Keep folks at bay with appetizers: Despite all the planning, there will always be some last minute madness. Always have appetizers ready to go so that your starving friends can enjoy some munchies before dinner is served.

Go Buffet Style: Do not plan a meal that requires plating, like individual steaks. You don’t want to spend your night serving, and by the time you’re done plating the food will be cold. Buffet style is more efficient, and everyone gets to eat exactly what they want. .

Seek scalable recipes: You will most likely be doubling or tripling recipes. Make sure to pick items that can scale up. Avoid anything that needs to be individually made, like dumplings, samosas or biscuits. The time it takes to assemble these items will dramatically increase your prep time. A few trays of mac ‘n cheese, or two slow cookers of pulled pork can be scaled.

Use America’s Test Kitchen recipes: Sure, you might say I’m biased but these recipes WORK, and if 30 people are waiting on me for dinner I can’t leave anything up to chance. Both years we’ve used ATK’s tried and true recipes and it’s worked out great – they’re foolproof, and the cook times are exactly what they say they are. This year, we tried one recipe off the internet and the oven time was way off, which meant we had to serve it after the meal had started.

Prepackaged desserts are ok: By the time you’re done making the meal, you’ll be way too exhausted to want to make dessert for 30 from scratch. Either assign out dessert to a friend, or go with a boxed dessert – this year we went with Betty Crocker brownies and ice cream. No one minds brownies, cookies or cake from a box!

Step 2: Plan out equipment and cook times

Read your recipe: Read it carefully and read it three times over. Don’t leave anything to the last minute.

Plan out Cook Times: If something requires one hour in the oven, or 10 hours in a slow cooker, set deadlines (i.e. meat must be in the slow cooker by 9 a.m.). Also, whatever you can get done ahead of time, do. This year we picked an appetizer dip that could be made one day ahead of time, so that all we needed to do was pop it in the oven before dinner.

Make Sure You Have Equipment: For these ski trips, we’re cooking in houses entirely foreign to us, so we have to bring all the equipment we need for dinner. Be sure to think about items you need to prep (peelers, measuring cups, strainers, prep bowls, knives, cutting boards, don’t forget paper towels!), to cook (roasting pan, dutch oven, slow cooker), to serve (disposable trays, serving spoons, large bowls, paper plates), and to store (foil, plastic wrap, tupperware). However, be prepared to send someone out on a last minute grocery run. You will always forget something (this year it was paper plates).

################

DIRECTIONS:
1. According to the dinner-planning tips, which boxed dessert did the hosts serve this year?
2. Extend the dinner-planning tips by writing the next part after their final sentence.
The records that follow come from a separate source.

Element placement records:
################

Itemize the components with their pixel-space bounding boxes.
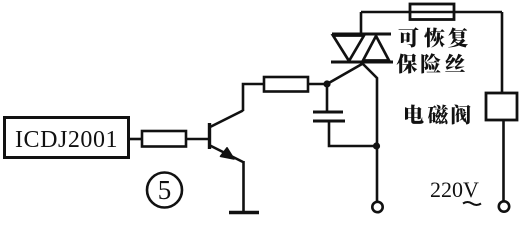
ground — [229, 211, 259, 214]
terminal T2 circle — [499, 201, 509, 211]
node B junction dot — [373, 142, 380, 149]
resistor R1 — [142, 131, 186, 147]
IC U1 box ICDJ2001 — [5, 118, 129, 158]
label diancifa (solenoid valve) — [405, 105, 471, 125]
terminal T1 circle — [372, 202, 382, 212]
wire triac top lead — [360, 12, 363, 34]
capacitor C1 — [313, 112, 345, 121]
wire node A to C1 — [326, 84, 329, 111]
wire Q1 collector to R2 — [243, 84, 264, 111]
transistor Q1 — [210, 111, 244, 163]
wire Q1 emitter to ground — [242, 161, 245, 211]
wire C1 to MT2 rail — [329, 121, 375, 146]
wire YV to terminal — [502, 120, 505, 201]
wire node A to triac gate — [327, 64, 362, 84]
solenoid valve YV box — [486, 93, 517, 120]
svg-text:5: 5 — [158, 175, 172, 205]
triac VT — [331, 34, 393, 62]
svg-text:220V: 220V — [430, 177, 479, 202]
label 220V — [430, 177, 481, 205]
wire R2 to node A — [308, 83, 327, 86]
wire U1 to R1 — [129, 138, 142, 141]
fuse FU — [410, 4, 454, 20]
wire R1 to Q1 base — [186, 138, 208, 141]
wire top rail — [361, 11, 502, 14]
resistor R2 — [264, 77, 308, 92]
wire right rail down — [501, 12, 504, 92]
label circled 5 — [147, 173, 182, 208]
node A junction dot — [323, 80, 330, 87]
svg-text:ICDJ2001: ICDJ2001 — [15, 127, 118, 153]
wire triac MT2 down — [362, 63, 377, 202]
label baoxiansi (fuse) — [397, 53, 465, 73]
label kehuifu (resettable) — [399, 27, 469, 47]
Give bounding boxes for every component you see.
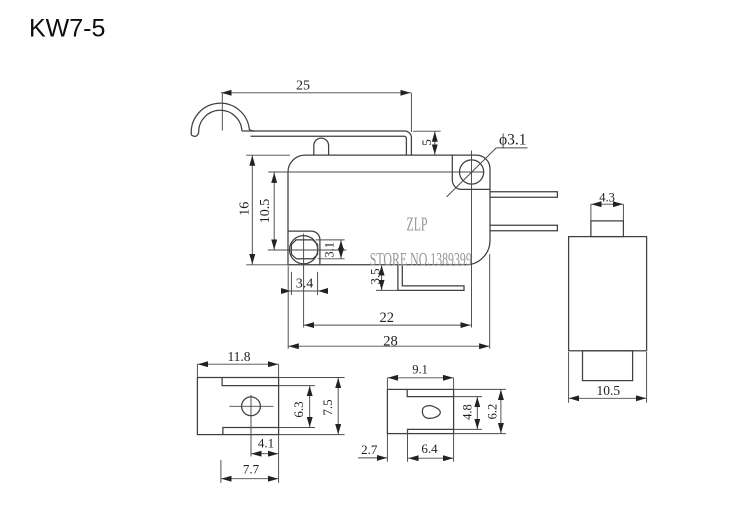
dim 4.3 left extension — [590, 204, 592, 221]
dim 3.4 right outside arrow — [318, 290, 328, 292]
svg-text:10.5: 10.5 — [596, 383, 620, 398]
svg-text:4.8: 4.8 — [460, 404, 474, 420]
dim 11.8 line — [197, 363, 278, 365]
svg-text:5: 5 — [419, 139, 434, 146]
dim 3.4 right extension — [317, 272, 319, 295]
svg-text:6.4: 6.4 — [421, 441, 438, 456]
dim 6.4 line — [408, 457, 454, 459]
phi3.1 leader underline — [496, 147, 527, 149]
dim 2.7 left extension — [386, 434, 388, 462]
bottom-middle view teardrop hole — [422, 406, 440, 419]
dim 4.8 bottom extension — [454, 428, 482, 430]
dim 6.3 top extension — [279, 385, 315, 387]
dim 4.8 top extension — [454, 396, 482, 398]
svg-text:4.1: 4.1 — [258, 436, 274, 451]
bottom-middle view bottom step — [408, 429, 454, 433]
dim 22 line — [304, 324, 471, 326]
lever arm top line with bend — [242, 131, 412, 155]
phi3.1 leader diagonal — [447, 148, 497, 197]
dim 3.1 line — [340, 240, 342, 259]
lever hook left end cap — [192, 133, 199, 137]
dim 6.3 bottom extension — [279, 427, 315, 429]
dim 3.4 left outside arrow — [281, 290, 291, 292]
dim 4.1 line — [251, 453, 279, 455]
dim 10.5 side left extension — [568, 352, 570, 403]
dim 9.1 line — [387, 377, 453, 379]
roller crosshair horizontal — [268, 249, 347, 251]
dim 3.4 line middle — [291, 290, 317, 292]
dim 9.1 left extension — [386, 378, 388, 390]
bottom-left hole crosshair vertical / dim 4.1 left extension — [250, 395, 252, 457]
dim 3.1 bottom extension — [318, 258, 345, 260]
bottom-left view hole — [242, 397, 261, 416]
side view body — [569, 237, 647, 351]
dim 7.7 left extension — [220, 460, 222, 483]
dim 6.3 line — [309, 386, 311, 428]
dim 10.5 side right extension — [646, 352, 648, 403]
dim 6.4 left extension — [407, 429, 409, 461]
svg-text:22: 22 — [380, 310, 395, 326]
svg-text:4.3: 4.3 — [599, 191, 615, 205]
dim 10.5 top extension to hole centre — [268, 171, 483, 173]
lever hook outer arc — [191, 103, 254, 135]
lever hook inner arc — [199, 110, 242, 133]
dim 7.5 bottom extension — [279, 434, 345, 436]
L bracket under body — [398, 265, 464, 291]
side view foot — [583, 351, 633, 381]
mounting boss top-right — [452, 155, 490, 189]
dim 3.5 extension — [376, 289, 398, 291]
dim 10.5 line — [273, 172, 275, 250]
dim 4.8 line — [476, 397, 478, 430]
svg-text:25: 25 — [296, 79, 310, 94]
bottom-left hole crosshair horizontal — [230, 405, 274, 407]
dim 5 top extension — [413, 130, 441, 132]
dim 4.1 right extension — [278, 435, 280, 483]
roller boss bottom-left — [288, 231, 320, 265]
svg-text:10.5: 10.5 — [258, 199, 273, 224]
dim 3.1 top extension — [316, 239, 345, 241]
dim 11.8 right extension — [278, 364, 280, 377]
svg-text:11.8: 11.8 — [227, 349, 250, 364]
dim 6.2 bottom extension — [454, 433, 506, 435]
dim 16 line — [251, 155, 253, 264]
roller crosshair vertical / dim 22 left extension — [303, 234, 305, 328]
dim 7.5 line — [337, 378, 339, 435]
terminal pin 2 — [490, 225, 557, 231]
dim 10.5 side line — [569, 397, 647, 399]
dim 6.4 right extension — [453, 434, 455, 462]
dim 28 line — [288, 345, 490, 347]
svg-text:16: 16 — [237, 202, 252, 216]
dim 6.2 line — [500, 389, 502, 433]
dim 28 left extension — [287, 266, 289, 349]
svg-text:7.5: 7.5 — [320, 399, 335, 415]
dim 2.7 leader arrow — [358, 457, 387, 459]
roller octagon — [291, 240, 317, 259]
dim 7.7 line — [221, 478, 279, 480]
terminal pin 1 — [490, 192, 557, 198]
hole crosshair vertical / dim 22 right extension — [471, 151, 473, 328]
dim 9.1 right extension — [453, 378, 455, 390]
plunger dome — [314, 138, 329, 155]
bottom-left view bottom step — [223, 428, 279, 435]
roller circle — [290, 236, 318, 264]
dim 3.5 line — [381, 265, 383, 291]
svg-text:2.7: 2.7 — [361, 442, 378, 457]
lever arm bottom line with bend — [251, 136, 407, 155]
svg-text:KW7-5: KW7-5 — [29, 15, 105, 43]
dim 25 line — [221, 92, 411, 94]
mounting hole phi3.1 — [460, 160, 484, 184]
dim 7.5 top extension — [279, 377, 345, 379]
svg-text:3.5: 3.5 — [368, 268, 383, 284]
svg-text:3.4: 3.4 — [296, 277, 314, 292]
bottom-left view top step — [222, 378, 279, 386]
dim 4.3 right extension — [622, 204, 624, 221]
bottom-left view outer rect — [197, 378, 278, 435]
svg-text:6.2: 6.2 — [485, 404, 499, 420]
svg-text:6.3: 6.3 — [291, 401, 306, 417]
dim 3.4 left extension — [290, 272, 292, 295]
svg-text:3.1: 3.1 — [322, 242, 336, 258]
svg-text:ϕ3.1: ϕ3.1 — [499, 132, 527, 149]
dim 6.2 top extension — [454, 388, 506, 390]
dim 28 right extension — [489, 254, 491, 349]
dim 16 bottom extension — [246, 264, 290, 266]
dim 25 right extension — [410, 93, 412, 132]
dim 16 top extension — [246, 154, 290, 156]
dim 25 left tick through hook — [221, 93, 223, 131]
svg-text:7.7: 7.7 — [243, 462, 260, 477]
side view plunger — [591, 221, 624, 237]
dim 5 line — [434, 131, 436, 155]
switch body outline — [288, 155, 490, 265]
svg-text:ZLP: ZLP — [407, 214, 428, 236]
dim 11.8 left extension — [196, 364, 198, 377]
bottom-middle view outer rect — [387, 389, 453, 433]
svg-text:STORE NO.1389399: STORE NO.1389399 — [370, 250, 472, 270]
svg-text:9.1: 9.1 — [412, 362, 428, 376]
svg-text:28: 28 — [383, 333, 398, 349]
dim 4.3 line — [591, 203, 624, 205]
bottom-middle view top step — [407, 389, 453, 396]
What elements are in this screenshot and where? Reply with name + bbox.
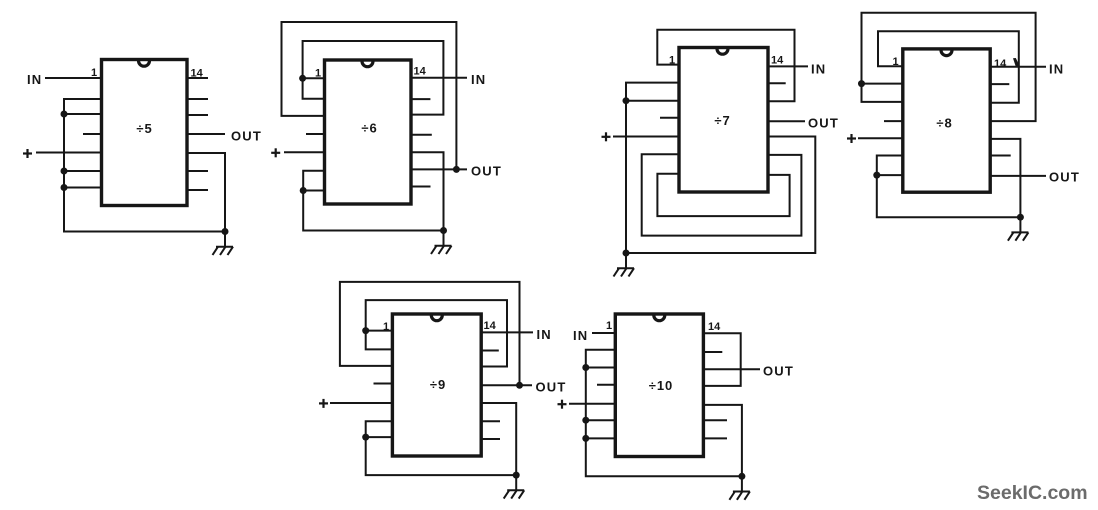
wire U5 pin 14 to IN: [481, 331, 533, 333]
wire U2 inner loop pins 1,2 to pin 12: [303, 41, 444, 115]
node U4 pin 2 junction: [858, 80, 865, 87]
wire U6 pin 2 to ground bus: [586, 350, 742, 477]
svg-text:IN: IN: [573, 328, 588, 343]
wire +V to U3 pin 5: [613, 136, 679, 138]
wire U3 pin 11 to OUT: [768, 120, 805, 122]
stub U1 pin 12: [187, 114, 208, 116]
stub U5 pin 4: [374, 383, 393, 385]
svg-text:÷7: ÷7: [714, 113, 730, 128]
arrowhead on U4 IN wire: [1013, 58, 1020, 67]
svg-text:14: 14: [771, 55, 784, 67]
ground U2: [443, 231, 445, 246]
wire U5 pin 1: [366, 330, 393, 332]
stub U4 pin 4: [884, 120, 903, 122]
IC U4 (:8) pin-1 index notch: [941, 50, 952, 56]
stub U6 pin 8: [703, 437, 727, 439]
wire U6 pin 12 to OUT: [703, 368, 760, 370]
node U6 pin 6 junction: [582, 417, 589, 424]
wire U5 pin 6 to ground bus: [366, 421, 517, 475]
node U4 pin 7 junction: [873, 172, 880, 179]
ground U4: [1019, 217, 1021, 232]
node U2 OUT junction: [453, 166, 460, 173]
wire +V to U5 pin 5: [330, 402, 392, 404]
node U6 ground junction: [738, 473, 745, 480]
wire U2 outer loop pin 3 to OUT node: [282, 22, 457, 169]
wire U1 pin 2 to ground bus: [64, 99, 225, 232]
node U2 ground junction: [440, 227, 447, 234]
wire U3 pin 14 to IN: [768, 65, 808, 67]
wire +V to U2 pin 5: [284, 151, 325, 153]
node U5 pin 1 junction: [362, 327, 369, 334]
stub U6 pin 9: [703, 419, 727, 421]
stub U1 pin 8: [187, 189, 208, 191]
svg-text:1: 1: [606, 320, 612, 332]
stub U2 pin 8: [411, 186, 431, 188]
wire U3 pin 2 to ground bus: [626, 83, 679, 253]
wire U6 pin 10 to ground: [703, 405, 742, 476]
IC U6 (:10) pin-1 index notch: [654, 315, 665, 321]
wire U4 inner loop pin 1 to pin 12: [878, 31, 1019, 102]
svg-text:IN: IN: [471, 72, 486, 87]
IC U5 (:9) body: [392, 314, 481, 456]
svg-text:OUT: OUT: [808, 116, 839, 131]
stub U3 pin 4: [660, 117, 679, 119]
wire U3 pin 3: [626, 100, 679, 102]
ground U1: [224, 232, 226, 247]
wire U3 top loop pin 1 to pin 12: [657, 30, 794, 102]
stub U4 pin 9: [990, 155, 1011, 157]
svg-text:÷10: ÷10: [649, 378, 674, 393]
wire U1 pin 10 to ground: [187, 153, 225, 232]
node U3 pin 3 junction: [623, 97, 630, 104]
node U1 pin 6 junction: [61, 168, 68, 175]
svg-text:OUT: OUT: [231, 129, 262, 144]
node U4 ground junction: [1017, 214, 1024, 221]
svg-text:14: 14: [484, 320, 497, 332]
stub U1 pin 4: [83, 133, 102, 135]
svg-text:IN: IN: [27, 72, 42, 87]
ground U3: [625, 253, 627, 268]
stub U2 pin 11: [411, 134, 432, 136]
node U5 ground junction: [513, 472, 520, 479]
wire U2 pin 7: [303, 190, 324, 192]
wire U4 pin 6 to ground bus: [877, 156, 1021, 218]
svg-text:IN: IN: [537, 327, 552, 342]
svg-text:OUT: OUT: [471, 164, 502, 179]
node U2 pin 1 junction: [299, 75, 306, 82]
stub U5 pin 8: [481, 438, 500, 440]
+V supply label U6: [558, 403, 567, 405]
wire +V to U6 pin 5: [569, 403, 615, 405]
node U2 pin 7 junction: [300, 187, 307, 194]
svg-text:÷8: ÷8: [936, 116, 952, 131]
svg-text:SeekIC.com: SeekIC.com: [977, 482, 1088, 504]
stub U4 pin 13: [990, 83, 1009, 85]
stub U5 pin 9: [481, 420, 500, 422]
stub U1 pin 14: [187, 77, 208, 79]
+V supply label U1: [23, 152, 32, 154]
IC U2 (:6) pin-1 index notch: [362, 61, 373, 67]
wire U5 pin 10 to ground: [481, 403, 516, 475]
stub U2 pin 4: [306, 133, 325, 135]
ground U5: [515, 475, 517, 490]
stub U5 pin 13: [481, 350, 499, 352]
node U6 pin 7 junction: [582, 435, 589, 442]
node U5 pin 7 junction: [362, 434, 369, 441]
svg-text:14: 14: [414, 66, 427, 78]
node U3 ground junction: [623, 250, 630, 257]
svg-text:IN: IN: [1049, 62, 1064, 77]
svg-text:÷9: ÷9: [430, 377, 446, 392]
wire U4 pin 8 to OUT: [990, 175, 1046, 177]
wire U4 pin 2: [862, 83, 903, 85]
IC U5 (:9) pin-1 index notch: [431, 315, 442, 321]
wire +V to U4 pin 5: [858, 137, 903, 139]
svg-text:OUT: OUT: [1049, 170, 1080, 185]
svg-text:14: 14: [994, 58, 1007, 70]
wire U2 pin 10 to ground: [411, 152, 444, 230]
wire U1 pin 3: [64, 113, 102, 115]
wire U2 pin 6 to ground bus: [303, 171, 443, 231]
wire U1 pin 11 to OUT: [187, 133, 225, 135]
svg-text:IN: IN: [811, 62, 826, 77]
svg-text:OUT: OUT: [536, 380, 567, 395]
IC U4 (:8) body: [903, 49, 990, 192]
stub U2 pin 13: [411, 98, 430, 100]
node U5 OUT junction: [516, 382, 523, 389]
wire U6 pin 3: [586, 367, 616, 369]
IC U3 (:7) pin-1 index notch: [717, 49, 728, 55]
stub U1 pin 9: [187, 170, 208, 172]
node U1 pin 7 junction: [61, 184, 68, 191]
wire IN to U6 pin 1: [592, 332, 615, 334]
svg-text:÷6: ÷6: [361, 121, 377, 136]
wire IN to U1 pin 1: [45, 77, 102, 79]
+V supply label U3: [602, 136, 611, 138]
wire U5 inner loop pins 1,2 to pin 12: [366, 300, 507, 366]
+V supply label U5: [319, 402, 328, 404]
wire U3 pin 10 loop to ground: [626, 137, 815, 254]
wire U6 loop pin 14 to pin 11: [703, 333, 740, 386]
node U6 pin 3 junction: [582, 364, 589, 371]
wire U5 pin 11 to OUT: [481, 384, 532, 386]
wire U6 pin 7: [586, 437, 616, 439]
wire U4 pin 10 to ground: [990, 139, 1020, 217]
wire +V to U1 pin 5: [36, 152, 102, 154]
wire U4 pin 7: [877, 174, 903, 176]
+V supply label U4: [847, 137, 856, 139]
wire U2 pin 1: [303, 77, 325, 79]
svg-text:OUT: OUT: [763, 364, 794, 379]
node U1 pins 2-3 junction: [61, 111, 68, 118]
wire U5 outer loop pin 3 to OUT node: [340, 282, 520, 385]
wire U1 pin 6: [64, 170, 102, 172]
wire U4 outer loop pins 2,3 to pin 11: [862, 13, 1036, 121]
wire U2 pin 14 to IN: [411, 77, 467, 79]
IC U1 (:5) body: [102, 60, 188, 206]
wire U1 pin 7: [64, 187, 102, 189]
IC U3 (:7) body: [679, 48, 768, 193]
node U1 ground junction: [222, 228, 229, 235]
stub U3 pin 13: [768, 82, 786, 84]
IC U6 (:10) body: [615, 314, 703, 457]
wire U4 pin 14 to IN: [990, 66, 1046, 68]
wire U6 pin 6: [586, 419, 616, 421]
wire U3 middle loop pin 6 to pin 9: [642, 154, 802, 235]
stub U6 pin 13: [703, 351, 722, 353]
stub U6 pin 4: [597, 384, 615, 386]
svg-text:÷5: ÷5: [136, 121, 152, 136]
stub U1 pin 13: [187, 98, 208, 100]
wire U2 pin 9 to OUT: [411, 168, 467, 170]
IC U2 (:6) body: [325, 60, 412, 204]
+V supply label U2: [271, 152, 280, 154]
IC U1 (:5) pin-1 index notch: [139, 61, 150, 67]
wire U5 pin 7: [366, 436, 393, 438]
ground U6: [741, 476, 743, 491]
wire U3 inner loop pin 7 to pin 8: [657, 174, 789, 216]
svg-text:14: 14: [708, 321, 721, 333]
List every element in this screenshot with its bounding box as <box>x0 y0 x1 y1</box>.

################

OUTPUTS BY TASK:
1. Betty Crocker brownies and ice cream.

2.
Rationing Equipment Space: If you have multiple dishes that require the stovetop, but only have 4 burners, use your space wisely. Also, if you have multiple dishes that require the oven, carefully plan out oven space, oven cook time, and what temperatures you should pre-heat to. Appetizers like guacamole are great because they require no cooking space.

Get Machines To Help: Food processors are amazing time savers. If you don’t have one, borrow one from a friend. By using a machine, you’ll cut down prep time from 2 hours to 20 minutes. No one wants to spend an hour chopping onions. Also, if you’re baking, you might want to consider a stand mixer.

Step 3: Grocery Shopping

The grocery cart this year was so epic, we both had to stop to take pictures.
The grocery cart this year was so epic, we both had to stop to take pictures.

Make a shopping list: Since you’ll likely be doubling or tripling recipes, use a spreadsheet to tally up the quantities you’ll need to buy. If you’re really into planning, you can even split up your list into categories like produce, meat, pantry, and frozen for easy access at the grocery store.

Don’t Go Alone: When you are buying a few hundred dollars worth of food, you’ll need a friend to help push the cart, carry bags.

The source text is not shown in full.